**WHAT TO PRODUCE**
Filter out everything except lines holding "entre".

**INPUT**
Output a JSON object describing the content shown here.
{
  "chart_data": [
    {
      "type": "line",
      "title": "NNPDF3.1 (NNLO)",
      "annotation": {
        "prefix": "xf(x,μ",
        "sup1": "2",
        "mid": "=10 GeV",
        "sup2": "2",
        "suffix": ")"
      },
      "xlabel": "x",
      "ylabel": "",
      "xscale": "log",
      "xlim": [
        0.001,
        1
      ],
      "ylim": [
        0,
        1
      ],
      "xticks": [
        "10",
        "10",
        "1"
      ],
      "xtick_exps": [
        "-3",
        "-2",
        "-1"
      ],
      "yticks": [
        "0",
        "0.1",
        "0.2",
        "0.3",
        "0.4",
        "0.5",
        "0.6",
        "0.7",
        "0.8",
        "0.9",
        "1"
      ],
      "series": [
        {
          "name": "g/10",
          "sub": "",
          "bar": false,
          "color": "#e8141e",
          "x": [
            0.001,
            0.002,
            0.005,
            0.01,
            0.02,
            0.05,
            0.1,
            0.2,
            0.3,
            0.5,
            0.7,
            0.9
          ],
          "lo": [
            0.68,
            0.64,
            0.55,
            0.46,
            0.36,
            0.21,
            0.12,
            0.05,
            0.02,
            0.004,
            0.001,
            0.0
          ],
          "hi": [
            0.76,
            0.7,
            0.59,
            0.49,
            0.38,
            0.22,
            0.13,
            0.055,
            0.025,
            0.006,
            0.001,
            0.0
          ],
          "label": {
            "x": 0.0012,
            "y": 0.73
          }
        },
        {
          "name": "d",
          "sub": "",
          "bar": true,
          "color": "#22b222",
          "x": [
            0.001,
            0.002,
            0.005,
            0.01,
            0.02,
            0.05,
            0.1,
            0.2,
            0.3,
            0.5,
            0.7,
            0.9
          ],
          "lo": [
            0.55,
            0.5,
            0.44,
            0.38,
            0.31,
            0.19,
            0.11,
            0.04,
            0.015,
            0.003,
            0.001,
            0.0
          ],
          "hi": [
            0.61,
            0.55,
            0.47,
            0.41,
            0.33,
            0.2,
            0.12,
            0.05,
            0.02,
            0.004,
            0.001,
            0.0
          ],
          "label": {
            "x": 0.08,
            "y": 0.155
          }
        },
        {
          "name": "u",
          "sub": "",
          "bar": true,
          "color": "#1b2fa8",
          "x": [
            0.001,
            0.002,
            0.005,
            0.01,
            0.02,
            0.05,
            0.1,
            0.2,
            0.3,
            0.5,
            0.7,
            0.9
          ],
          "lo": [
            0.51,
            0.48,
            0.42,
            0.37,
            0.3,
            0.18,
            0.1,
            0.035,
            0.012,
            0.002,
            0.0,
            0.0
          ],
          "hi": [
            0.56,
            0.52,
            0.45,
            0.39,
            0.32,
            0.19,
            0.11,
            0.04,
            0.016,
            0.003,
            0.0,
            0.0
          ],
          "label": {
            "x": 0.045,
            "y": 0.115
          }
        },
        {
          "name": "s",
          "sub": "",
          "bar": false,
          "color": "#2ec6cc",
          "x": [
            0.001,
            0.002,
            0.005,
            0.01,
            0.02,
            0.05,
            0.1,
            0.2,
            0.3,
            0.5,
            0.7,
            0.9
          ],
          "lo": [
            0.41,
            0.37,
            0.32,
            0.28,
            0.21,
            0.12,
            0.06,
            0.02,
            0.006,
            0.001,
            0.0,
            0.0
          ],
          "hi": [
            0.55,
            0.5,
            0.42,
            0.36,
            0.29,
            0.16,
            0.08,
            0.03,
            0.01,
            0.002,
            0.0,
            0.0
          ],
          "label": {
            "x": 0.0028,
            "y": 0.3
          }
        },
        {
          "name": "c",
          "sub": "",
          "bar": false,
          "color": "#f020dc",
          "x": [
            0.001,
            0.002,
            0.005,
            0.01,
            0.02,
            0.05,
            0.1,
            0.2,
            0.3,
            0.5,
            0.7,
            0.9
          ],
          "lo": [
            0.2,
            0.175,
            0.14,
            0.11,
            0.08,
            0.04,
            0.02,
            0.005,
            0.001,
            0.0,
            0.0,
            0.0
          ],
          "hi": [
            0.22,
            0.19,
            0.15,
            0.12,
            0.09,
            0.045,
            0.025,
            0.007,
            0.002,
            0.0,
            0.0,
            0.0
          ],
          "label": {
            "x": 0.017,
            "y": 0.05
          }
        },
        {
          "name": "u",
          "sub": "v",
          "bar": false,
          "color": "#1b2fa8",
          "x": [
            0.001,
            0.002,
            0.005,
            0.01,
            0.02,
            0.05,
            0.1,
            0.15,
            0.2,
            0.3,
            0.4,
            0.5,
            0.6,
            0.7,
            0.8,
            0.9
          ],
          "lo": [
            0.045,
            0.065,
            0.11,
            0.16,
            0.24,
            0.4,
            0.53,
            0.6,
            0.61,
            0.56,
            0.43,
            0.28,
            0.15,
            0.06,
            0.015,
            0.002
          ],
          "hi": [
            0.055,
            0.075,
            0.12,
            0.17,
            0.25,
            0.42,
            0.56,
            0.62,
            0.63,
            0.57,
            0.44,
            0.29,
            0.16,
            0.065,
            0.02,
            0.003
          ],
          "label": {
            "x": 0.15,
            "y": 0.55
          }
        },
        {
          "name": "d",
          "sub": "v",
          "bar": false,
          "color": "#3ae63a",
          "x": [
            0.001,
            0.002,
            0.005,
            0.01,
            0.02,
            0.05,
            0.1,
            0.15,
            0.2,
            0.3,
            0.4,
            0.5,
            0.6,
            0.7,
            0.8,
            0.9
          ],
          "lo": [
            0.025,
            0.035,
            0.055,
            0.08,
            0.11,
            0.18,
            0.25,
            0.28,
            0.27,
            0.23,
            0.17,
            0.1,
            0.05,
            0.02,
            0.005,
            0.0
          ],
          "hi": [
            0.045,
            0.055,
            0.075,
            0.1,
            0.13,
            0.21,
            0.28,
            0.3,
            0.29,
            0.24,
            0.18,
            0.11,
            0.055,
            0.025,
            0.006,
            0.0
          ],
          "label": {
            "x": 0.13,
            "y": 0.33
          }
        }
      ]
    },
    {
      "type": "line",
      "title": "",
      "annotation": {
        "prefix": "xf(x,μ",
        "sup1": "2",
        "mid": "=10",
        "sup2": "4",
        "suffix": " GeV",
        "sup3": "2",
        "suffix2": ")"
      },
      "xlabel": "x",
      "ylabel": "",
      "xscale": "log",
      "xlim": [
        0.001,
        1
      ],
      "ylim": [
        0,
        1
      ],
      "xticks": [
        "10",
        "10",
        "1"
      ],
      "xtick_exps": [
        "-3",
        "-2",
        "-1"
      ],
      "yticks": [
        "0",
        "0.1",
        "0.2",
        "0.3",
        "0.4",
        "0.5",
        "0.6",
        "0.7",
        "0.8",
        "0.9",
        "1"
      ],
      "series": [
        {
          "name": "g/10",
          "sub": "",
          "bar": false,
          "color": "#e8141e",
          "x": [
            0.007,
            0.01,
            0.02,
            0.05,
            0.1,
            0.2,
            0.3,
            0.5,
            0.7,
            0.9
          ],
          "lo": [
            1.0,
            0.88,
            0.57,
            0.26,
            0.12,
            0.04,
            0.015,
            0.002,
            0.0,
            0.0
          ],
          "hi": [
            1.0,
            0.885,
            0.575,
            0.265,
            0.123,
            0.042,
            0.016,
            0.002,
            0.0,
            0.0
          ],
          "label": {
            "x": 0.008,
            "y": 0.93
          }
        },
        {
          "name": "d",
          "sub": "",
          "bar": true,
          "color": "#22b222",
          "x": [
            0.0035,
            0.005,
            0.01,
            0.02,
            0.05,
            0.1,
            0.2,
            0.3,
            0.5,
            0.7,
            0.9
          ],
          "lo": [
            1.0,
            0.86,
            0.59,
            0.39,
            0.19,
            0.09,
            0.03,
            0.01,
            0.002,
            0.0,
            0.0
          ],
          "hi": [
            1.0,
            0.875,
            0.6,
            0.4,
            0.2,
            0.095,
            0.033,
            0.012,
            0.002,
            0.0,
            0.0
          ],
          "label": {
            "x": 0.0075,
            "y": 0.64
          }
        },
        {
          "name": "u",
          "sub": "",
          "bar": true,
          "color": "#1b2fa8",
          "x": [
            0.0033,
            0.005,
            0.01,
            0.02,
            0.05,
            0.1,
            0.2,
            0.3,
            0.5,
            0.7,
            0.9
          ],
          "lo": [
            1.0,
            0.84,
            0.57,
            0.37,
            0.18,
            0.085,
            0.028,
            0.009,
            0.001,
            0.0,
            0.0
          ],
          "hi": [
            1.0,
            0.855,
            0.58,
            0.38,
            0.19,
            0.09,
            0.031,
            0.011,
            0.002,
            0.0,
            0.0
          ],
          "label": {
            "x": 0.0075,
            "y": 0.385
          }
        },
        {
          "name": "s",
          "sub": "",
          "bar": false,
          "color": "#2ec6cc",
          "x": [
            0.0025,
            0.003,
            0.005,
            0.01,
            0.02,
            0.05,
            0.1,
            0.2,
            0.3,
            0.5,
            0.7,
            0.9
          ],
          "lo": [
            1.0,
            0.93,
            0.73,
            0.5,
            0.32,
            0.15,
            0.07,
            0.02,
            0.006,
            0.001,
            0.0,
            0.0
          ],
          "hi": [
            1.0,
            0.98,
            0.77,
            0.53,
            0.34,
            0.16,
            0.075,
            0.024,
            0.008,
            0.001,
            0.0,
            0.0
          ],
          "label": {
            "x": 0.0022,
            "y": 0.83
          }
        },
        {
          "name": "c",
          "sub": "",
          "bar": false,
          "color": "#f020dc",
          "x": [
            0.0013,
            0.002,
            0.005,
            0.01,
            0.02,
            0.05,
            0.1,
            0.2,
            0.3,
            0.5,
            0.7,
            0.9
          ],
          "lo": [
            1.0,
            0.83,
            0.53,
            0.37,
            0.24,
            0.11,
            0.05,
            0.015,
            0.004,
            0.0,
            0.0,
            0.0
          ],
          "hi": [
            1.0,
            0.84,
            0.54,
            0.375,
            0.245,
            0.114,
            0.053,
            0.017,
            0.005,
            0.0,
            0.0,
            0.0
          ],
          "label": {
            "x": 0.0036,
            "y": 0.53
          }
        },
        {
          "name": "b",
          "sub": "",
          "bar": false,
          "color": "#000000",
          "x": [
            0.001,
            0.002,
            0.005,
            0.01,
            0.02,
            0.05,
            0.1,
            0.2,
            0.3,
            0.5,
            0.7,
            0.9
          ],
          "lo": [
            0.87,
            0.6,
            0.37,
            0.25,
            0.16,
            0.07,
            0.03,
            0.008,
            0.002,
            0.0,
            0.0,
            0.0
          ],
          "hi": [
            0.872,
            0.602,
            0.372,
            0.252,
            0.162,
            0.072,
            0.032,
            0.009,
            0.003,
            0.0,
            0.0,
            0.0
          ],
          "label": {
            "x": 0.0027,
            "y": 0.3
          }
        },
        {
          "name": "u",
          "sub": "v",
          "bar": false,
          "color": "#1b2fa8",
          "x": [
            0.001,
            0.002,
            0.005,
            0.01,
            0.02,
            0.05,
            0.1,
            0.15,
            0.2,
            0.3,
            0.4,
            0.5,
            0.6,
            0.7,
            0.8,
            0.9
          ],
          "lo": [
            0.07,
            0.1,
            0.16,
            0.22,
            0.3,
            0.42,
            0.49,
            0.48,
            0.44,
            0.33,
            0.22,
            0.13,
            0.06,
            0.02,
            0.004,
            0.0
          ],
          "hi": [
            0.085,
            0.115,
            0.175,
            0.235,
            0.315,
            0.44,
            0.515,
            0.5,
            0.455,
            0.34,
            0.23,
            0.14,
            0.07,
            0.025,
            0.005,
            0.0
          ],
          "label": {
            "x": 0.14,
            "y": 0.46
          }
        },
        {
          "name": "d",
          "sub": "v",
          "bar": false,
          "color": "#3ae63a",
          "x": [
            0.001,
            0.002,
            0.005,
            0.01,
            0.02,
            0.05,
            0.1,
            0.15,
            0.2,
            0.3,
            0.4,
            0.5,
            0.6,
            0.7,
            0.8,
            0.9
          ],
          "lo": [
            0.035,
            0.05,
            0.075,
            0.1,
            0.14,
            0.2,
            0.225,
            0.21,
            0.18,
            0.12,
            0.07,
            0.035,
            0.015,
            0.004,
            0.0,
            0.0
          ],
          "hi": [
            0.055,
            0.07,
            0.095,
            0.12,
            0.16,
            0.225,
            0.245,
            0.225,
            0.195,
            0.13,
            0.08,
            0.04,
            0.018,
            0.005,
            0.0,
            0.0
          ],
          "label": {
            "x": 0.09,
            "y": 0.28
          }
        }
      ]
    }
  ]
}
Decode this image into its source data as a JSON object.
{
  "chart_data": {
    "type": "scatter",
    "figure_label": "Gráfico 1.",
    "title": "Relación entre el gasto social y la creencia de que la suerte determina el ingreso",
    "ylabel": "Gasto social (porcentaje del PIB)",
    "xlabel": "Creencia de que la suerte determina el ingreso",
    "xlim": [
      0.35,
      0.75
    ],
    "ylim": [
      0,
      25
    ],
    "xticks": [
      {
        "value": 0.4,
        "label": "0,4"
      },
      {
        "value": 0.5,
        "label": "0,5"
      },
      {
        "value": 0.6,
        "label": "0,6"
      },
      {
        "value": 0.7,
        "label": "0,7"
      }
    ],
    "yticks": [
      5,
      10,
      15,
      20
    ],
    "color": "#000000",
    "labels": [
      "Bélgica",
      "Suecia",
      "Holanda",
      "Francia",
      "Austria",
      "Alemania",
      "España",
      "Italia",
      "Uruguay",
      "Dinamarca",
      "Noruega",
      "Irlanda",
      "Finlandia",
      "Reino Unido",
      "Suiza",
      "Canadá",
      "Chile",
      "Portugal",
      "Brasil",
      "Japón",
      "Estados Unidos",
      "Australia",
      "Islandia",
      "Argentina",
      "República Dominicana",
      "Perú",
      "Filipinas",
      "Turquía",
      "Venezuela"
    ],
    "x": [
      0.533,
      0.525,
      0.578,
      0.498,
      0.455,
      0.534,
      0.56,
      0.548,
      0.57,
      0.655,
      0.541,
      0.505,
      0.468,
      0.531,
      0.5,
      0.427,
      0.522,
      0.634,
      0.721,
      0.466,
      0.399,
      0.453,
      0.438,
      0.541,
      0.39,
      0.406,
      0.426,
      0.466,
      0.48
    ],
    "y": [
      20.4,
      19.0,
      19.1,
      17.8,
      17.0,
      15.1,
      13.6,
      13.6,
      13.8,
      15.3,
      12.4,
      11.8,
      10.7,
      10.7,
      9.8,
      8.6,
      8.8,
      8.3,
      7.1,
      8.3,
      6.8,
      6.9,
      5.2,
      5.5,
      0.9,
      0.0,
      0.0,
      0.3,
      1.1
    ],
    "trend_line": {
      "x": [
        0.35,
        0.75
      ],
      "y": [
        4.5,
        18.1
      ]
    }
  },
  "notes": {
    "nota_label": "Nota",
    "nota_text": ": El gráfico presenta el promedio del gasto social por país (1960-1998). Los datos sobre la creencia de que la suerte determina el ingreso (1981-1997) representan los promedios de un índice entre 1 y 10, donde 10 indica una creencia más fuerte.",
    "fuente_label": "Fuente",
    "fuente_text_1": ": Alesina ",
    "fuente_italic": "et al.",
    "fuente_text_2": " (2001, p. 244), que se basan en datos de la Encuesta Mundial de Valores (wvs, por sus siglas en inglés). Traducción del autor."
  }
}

**TASK SOLUTION**
    "title": "Relación entre el gasto social y la creencia de que la suerte determina el ingreso",
    "nota_text": ": El gráfico presenta el promedio del gasto social por país (1960-1998). Los datos sobre la creencia de que la suerte determina el ingreso (1981-1997) representan los promedios de un índice entre 1 y 10, donde 10 indica una creencia más fuerte.",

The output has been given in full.